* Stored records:
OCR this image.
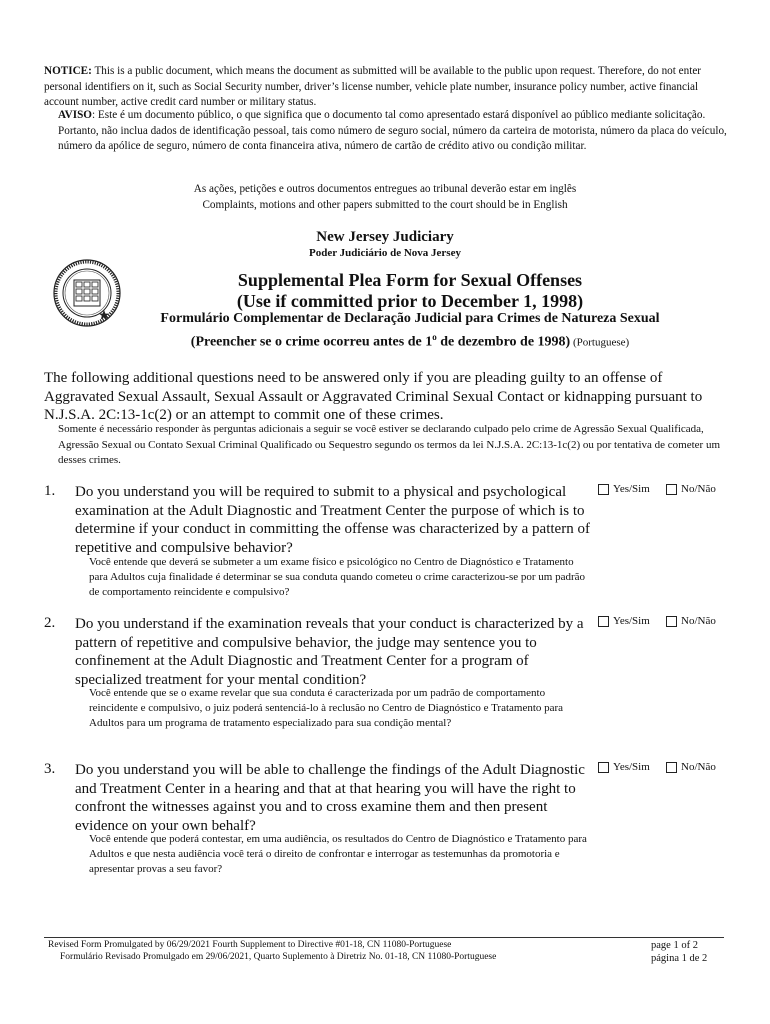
NOTICE: This is a public document, which means the document as submitted will be available to the public upon request. Therefore, do not enter personal identifiers on it, such as Social Security number, driver’s license number, vehicle plate number, insurance policy number, active financial account number, active credit card number or military status.
AVISO: Este é um documento público, o que significa que o documento tal como apresentado estará disponível ao público mediante solicitação. Portanto, não inclua dados de identificação pessoal, tais como número de seguro social, número da carteira de motorista, número da placa do veículo, número da apólice de seguro, número de conta financeira ativa, número de cartão de crédito ativo ou condição militar.
As ações, petições e outros documentos entregues ao tribunal deverão estar em inglês
Complaints, motions and other papers submitted to the court should be in English
New Jersey Judiciary
Poder Judiciário de Nova Jersey
Supplemental Plea Form for Sexual Offenses
(Use if committed prior to December 1, 1998)
Formulário Complementar de Declaração Judicial para Crimes de Natureza Sexual
(Preencher se o crime ocorreu antes de 1$^o$ de dezembro de 1998) (Portuguese)
The following additional questions need to be answered only if you are pleading guilty to an offense of Aggravated Sexual Assault, Sexual Assault or Aggravated Criminal Sexual Contact or kidnapping pursuant to N.J.S.A. 2C:13-1c(2) or an attempt to commit one of these crimes.
Somente é necessário responder às perguntas adicionais a seguir se você estiver se declarando culpado pelo crime de Agressão Sexual Qualificada, Agressão Sexual ou Contato Sexual Criminal Qualificado ou Sequestro segundo os termos da lei N.J.S.A. 2C:13-1c(2) ou por tentativa de cometer um desses crimes.
1. Do you understand you will be required to submit to a physical and psychological examination at the Adult Diagnostic and Treatment Center the purpose of which is to determine if your conduct in committing the offense was characterized by a pattern of repetitive and compulsive behavior?
Você entende que deverá se submeter a um exame físico e psicológico no Centro de Diagnóstico e Tratamento para Adultos cuja finalidade é determinar se sua conduta quando cometeu o crime caracterizou-se por um padrão de comportamento reincidente e compulsivo?
Yes/Sim	No/Não
2. Do you understand if the examination reveals that your conduct is characterized by a pattern of repetitive and compulsive behavior, the judge may sentence you to confinement at the Adult Diagnostic and Treatment Center for a program of specialized treatment for your mental condition?
Você entende que se o exame revelar que sua conduta é caracterizada por um padrão de comportamento reincidente e compulsivo, o juiz poderá sentenciá-lo à reclusão no Centro de Diagnóstico e Tratamento para Adultos para um programa de tratamento especializado para sua condição mental?
Yes/Sim	No/Não
3. Do you understand you will be able to challenge the findings of the Adult Diagnostic and Treatment Center in a hearing and that at that hearing you will have the right to confront the witnesses against you and to cross examine them and then present evidence on your own behalf?
Você entende que poderá contestar, em uma audiência, os resultados do Centro de Diagnóstico e Tratamento para Adultos e que nesta audiência você terá o direito de confrontar e interrogar as testemunhas da promotoria e apresentar provas a seu favor?
Yes/Sim	No/Não
Revised Form Promulgated by 06/29/2021 Fourth Supplement to Directive #01-18, CN 11080-Portuguese
Formulário Revisado Promulgado em 29/06/2021, Quarto Suplemento à Diretriz No. 01-18, CN 11080-Portuguese
page 1 of 2
página 1 de 2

* DO THIS:
Among the lines of the material, find those that hold the word "Formulário" and copy them.

* RESPONSE TO THIS TASK:
Formulário Complementar de Declaração Judicial para Crimes de Natureza Sexual
Formulário Revisado Promulgado em 29/06/2021, Quarto Suplemento à Diretriz No. 01-18, CN 11080-Portuguese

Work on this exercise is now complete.